INSTRUCTIONS FOR THE TASK — State how many lines contain "эхоплотности", and write nothing except that count.

— begin —

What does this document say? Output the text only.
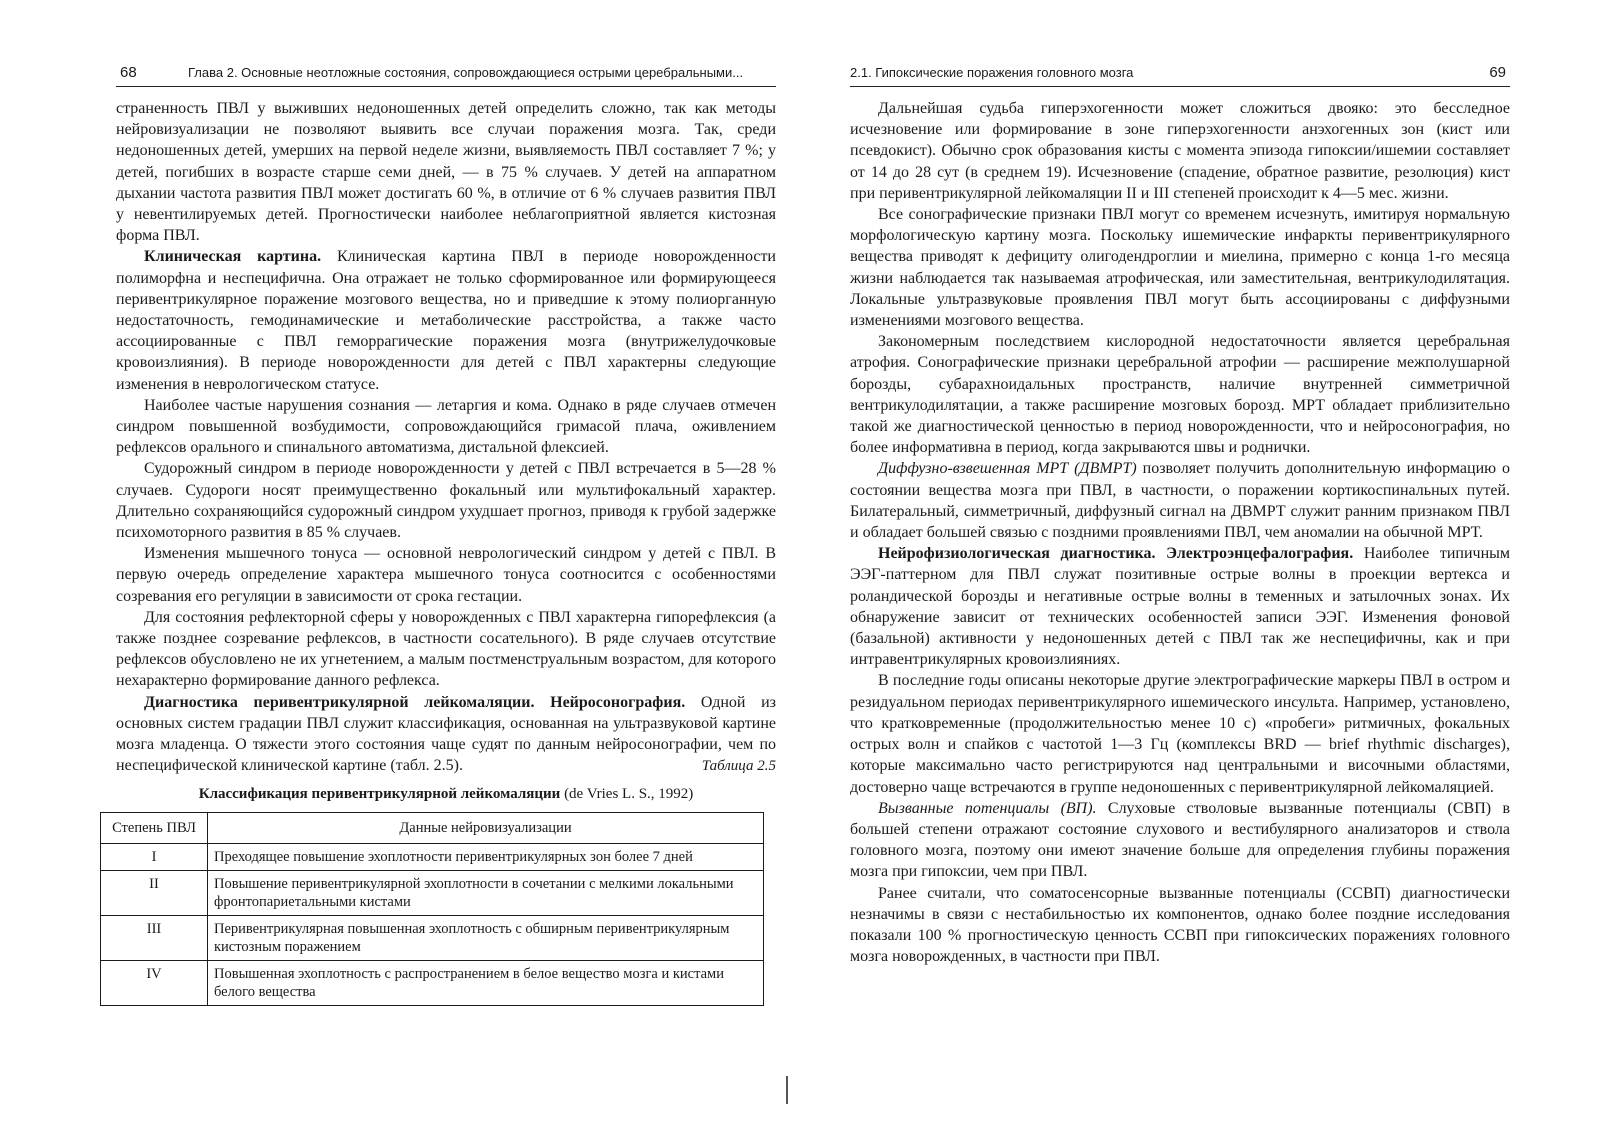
68	Глава 2. Основные неотложные состояния, сопровождающиеся острыми церебральными...

страненность ПВЛ у выживших недоношенных детей определить сложно, так как методы нейровизуализации не позволяют выявить все случаи поражения мозга. Так, среди недоношенных детей, умерших на первой неделе жизни, выявляемость ПВЛ составляет 7 %; у детей, погибших в возрасте старше семи дней, — в 75 % случаев. У детей на аппаратном дыхании частота развития ПВЛ может достигать 60 %, в отличие от 6 % случаев развития ПВЛ у невентилируемых детей. Прогностически наиболее неблагоприятной является кистозная форма ПВЛ.

Клиническая картина. Клиническая картина ПВЛ в периоде новорожденности полиморфна и неспецифична. Она отражает не только сформированное или формирующееся перивентрикулярное поражение мозгового вещества, но и приведшие к этому полиорганную недостаточность, гемодинамические и метаболические расстройства, а также часто ассоциированные с ПВЛ геморрагические поражения мозга (внутрижелудочковые кровоизлияния). В периоде новорожденности для детей с ПВЛ характерны следующие изменения в неврологическом статусе.

Наиболее частые нарушения сознания — летаргия и кома. Однако в ряде случаев отмечен синдром повышенной возбудимости, сопровождающийся гримасой плача, оживлением рефлексов орального и спинального автоматизма, дистальной флексией.

Судорожный синдром в периоде новорожденности у детей с ПВЛ встречается в 5—28 % случаев. Судороги носят преимущественно фокальный или мультифокальный характер. Длительно сохраняющийся судорожный синдром ухудшает прогноз, приводя к грубой задержке психомоторного развития в 85 % случаев.

Изменения мышечного тонуса — основной неврологический синдром у детей с ПВЛ. В первую очередь определение характера мышечного тонуса соотносится с особенностями созревания его регуляции в зависимости от срока гестации.

Для состояния рефлекторной сферы у новорожденных с ПВЛ характерна гипорефлексия (а также позднее созревание рефлексов, в частности сосательного). В ряде случаев отсутствие рефлексов обусловлено не их угнетением, а малым постменструальным возрастом, для которого нехарактерно формирование данного рефлекса.

Диагностика перивентрикулярной лейкомаляции. Нейросонография. Одной из основных систем градации ПВЛ служит классификация, основанная на ультразвуковой картине мозга младенца. О тяжести этого состояния чаще судят по данным нейросонографии, чем по неспецифической клинической картине (табл. 2.5).	Таблица 2.5
Классификация перивентрикулярной лейкомаляции (de Vries L. S., 1992)
Степень ПВЛ	Данные нейровизуализации
I	Преходящее повышение эхоплотности перивентрикулярных зон более 7 дней
II	Повышение перивентрикулярной эхоплотности в сочетании с мелкими локальными фронтопариетальными кистами
III	Перивентрикулярная повышенная эхоплотность с обширным перивентрикулярным кистозным поражением
IV	Повышенная эхоплотность с распространением в белое вещество мозга и кистами белого вещества
2.1. Гипоксические поражения головного мозга	69

Дальнейшая судьба гиперэхогенности может сложиться двояко: это бесследное исчезновение или формирование в зоне гиперэхогенности анэхогенных зон (кист или псевдокист). Обычно срок образования кисты с момента эпизода гипоксии/ишемии составляет от 14 до 28 сут (в среднем 19). Исчезновение (спадение, обратное развитие, резолюция) кист при перивентрикулярной лейкомаляции II и III степеней происходит к 4—5 мес. жизни.

Все сонографические признаки ПВЛ могут со временем исчезнуть, имитируя нормальную морфологическую картину мозга. Поскольку ишемические инфаркты перивентрикулярного вещества приводят к дефициту олигодендроглии и миелина, примерно с конца 1-го месяца жизни наблюдается так называемая атрофическая, или заместительная, вентрикулодилятация. Локальные ультразвуковые проявления ПВЛ могут быть ассоциированы с диффузными изменениями мозгового вещества.

Закономерным последствием кислородной недостаточности является церебральная атрофия. Сонографические признаки церебральной атрофии — расширение межполушарной борозды, субарахноидальных пространств, наличие внутренней симметричной вентрикулодилятации, а также расширение мозговых борозд. МРТ обладает приблизительно такой же диагностической ценностью в период новорожденности, что и нейросонография, но более информативна в период, когда закрываются швы и роднички.

Диффузно-взвешенная МРТ (ДВМРТ) позволяет получить дополнительную информацию о состоянии вещества мозга при ПВЛ, в частности, о поражении кортикоспинальных путей. Билатеральный, симметричный, диффузный сигнал на ДВМРТ служит ранним признаком ПВЛ и обладает большей связью с поздними проявлениями ПВЛ, чем аномалии на обычной МРТ.

Нейрофизиологическая диагностика. Электроэнцефалография. Наиболее типичным ЭЭГ-паттерном для ПВЛ служат позитивные острые волны в проекции вертекса и роландической борозды и негативные острые волны в теменных и затылочных зонах. Их обнаружение зависит от технических особенностей записи ЭЭГ. Изменения фоновой (базальной) активности у недоношенных детей с ПВЛ так же неспецифичны, как и при интравентрикулярных кровоизлияниях.

В последние годы описаны некоторые другие электрографические маркеры ПВЛ в остром и резидуальном периодах перивентрикулярного ишемического инсульта. Например, установлено, что кратковременные (продолжительностью менее 10 с) «пробеги» ритмичных, фокальных острых волн и спайков с частотой 1—3 Гц (комплексы BRD — brief rhythmic discharges), которые максимально часто регистрируются над центральными и височными областями, достоверно чаще встречаются в группе недоношенных с перивентрикулярной лейкомаляцией.

Вызванные потенциалы (ВП). Слуховые стволовые вызванные потенциалы (СВП) в большей степени отражают состояние слухового и вестибулярного анализаторов и ствола головного мозга, поэтому они имеют значение больше для определения глубины поражения мозга при гипоксии, чем при ПВЛ.

Ранее считали, что соматосенсорные вызванные потенциалы (ССВП) диагностически незначимы в связи с нестабильностью их компонентов, однако более поздние исследования показали 100 % прогностическую ценность ССВП при гипоксических поражениях головного мозга новорожденных, в частности при ПВЛ.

— end —

THE ANSWER — 2